(Esercizio breve A) Riporta tutte le percentuali che compaiono nel testo sulla Loya Jirga.
(Esercizio breve B) Prosegui il testo sulla Loya Jirga partendo dal punto in cui si interrompe.

(Sezione del testo)
Ma al di là del fattore strettamente militare, la jirga corre un rischio politico. Più della metà dei parlamentari sono contrari e un gran numero l’ha addirittura catalogata, per iscritto, come “incostituzionale”. La materia del contendere è non solo il fatto che l’agenda del summit è stata decisa solo da Karzai (con due punti all’ordine del giorno: il rapporto con gli americani e il processo di pace) ma che il governo ha più volte ribadito che si tratta di un puro atto consultivo. La Jirga non avrà insomma voce in capitolo: può al massimo consigliare il presidente. Un modo di fare che sembra riportare l’Afghanistan ai tempi della monarchia la quale, per altro, stava molto attenta a non alienarsi i capi tribali e non si sarebbe mai permessa di considerare la Loya Jirga poco più che un atto formale che non ha di fatto potere decisionale.

Al coro degli insoddisfatti in Parlamento (che si domandano che ruolo ha l’istituzione di cui fanno parte) e che già hanno criticato gli accordi tra Karzai e la Nato/Isaf, sostenendo che la presenza occidentale così com’è viola la sovranità nazionale, si sono unite anche le associazioni della società civile. Preoccupate di esser tagliate fuori dal processo decisionale, temono anche loro che la jirga sia poco più che una passerella che serve al presidente per farsi bello davanti alla comunità internazionale e per legittimare le sue decisioni. Su cui c’è nebbia. Cosa faranno gli americani dopo il 2014 (data entro la quale la “transizione” dei potersi sarà terminata)? Cosa farà la Nato? E il processo di pace che fine sta facendo? E quali sono i rapporti col Pakistan, su cui il presidente un giorno pensa una cosa e il giorno dopo ne dice un’altra?

Come se il clima non fosse già abbastanza avvelenato, l’uscita ieri di un sondaggio dell’Asia Foundation (considerato un think thank autorevole ma pur sempre grazie a finanziamenti americani) sostiene che l’appoggio ai talebani è in calo (e fin qui tutti sembrano essere d’accordo tranne loro) ma dice anche che il sostegno a Karzai conta su un’elevata fetta di popolazione: il 73 per cento degli afgani . Al Jazeera, che ha dato voce a chi si lamenta di quella che sembra più che una ricerca una manovra per dare forza a Karzai, ricordava un sondaggio Gallup della scorsa settimana secondo cui in Afghanistan il giudizio sulla qualità della vita mostra un 30 per cento di gente in sofferenza, il 7 per cento in più rispetto all’anno prima. Come sono allora possibili i numeri dell’Asia Foundation? La risposta sta nella chiave delle domande: se oltre l’80 per cento è a favore del processo negoziale (cioè vuole la pace) un’abile trasferimento dei dati finisce a tradursi in appoggio al governo. Ma la stagione che Karzai attraversa appare in realtà di tutt’altro segno.

martedì 15 novembre 2011

LA VIGILIA DELLA LOYA JIRGA

Il conto alla rovescia per la Conferenza di Bonn del 5 dicembre, a dieci anni da quella che nel 2011 sancì la nascita del “nuovo Afghanistan” di Karzai, è cominciato. Ma la tappa intermedia è già domani, quando 2030 delegati da 34 province si riuniranno nella Loya Jirga (Grande Assemblea), dove il protagonista sarà ancora Karzai. In vista di questi due appuntamenti, che seguono a ruota l'incontro di Istanbul organizzato da Ankara e Kabul all'inizio di novembre per disegnare un quadro di cooperazione regionale, tutti stanno (è il caso di dirlo) affilando le armi. Più o meno pacificamente.

(Materiale fornito)
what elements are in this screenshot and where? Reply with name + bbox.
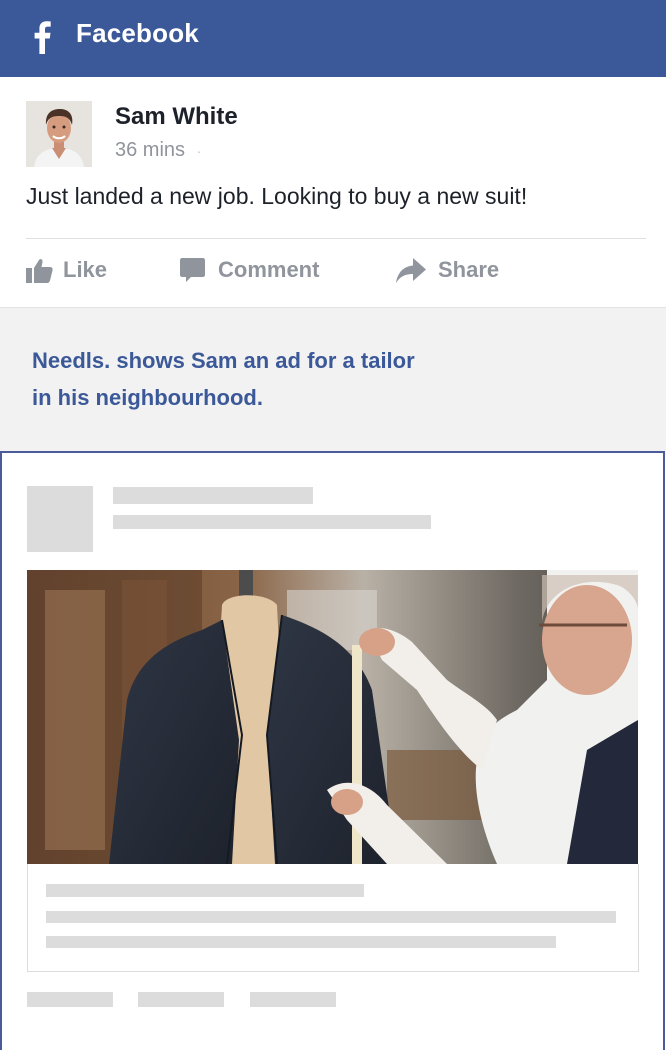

(Risultato A)
- 73 per cento
- 30 per cento
- 7 per cento
- oltre l'80 per cento

(Risultato B)
In vista di Bonn lancia un appello una vasta coalizione di Ong e associazioni della società civile (tra cui l'italiana “Afgana”) che fanno capo alla rete dell'European Networkof NGO's in Afghanistan (Enna), preoccupata che “Bonn2”, come viene chiamata, si risolva in una passerella di buone intenzioni col compito di coprire il “tutti a casa” deciso dalla comunità internazionale che, oltre ai soldati, potrebbe ritirarsi definitivamente lasciando nel Paese solo i cocci di dieci anni il cui bilancio è più un fallimento che un successo. I talebani, in vista della Jirga del 16 novembre, hanno invece minacciato i partecipanti, considerati “traditori” e, per prendersi beffe di Karzai, ieri hanno fatto sapere di avere in mano la “mappa della sicurezza” dell'Assemblea.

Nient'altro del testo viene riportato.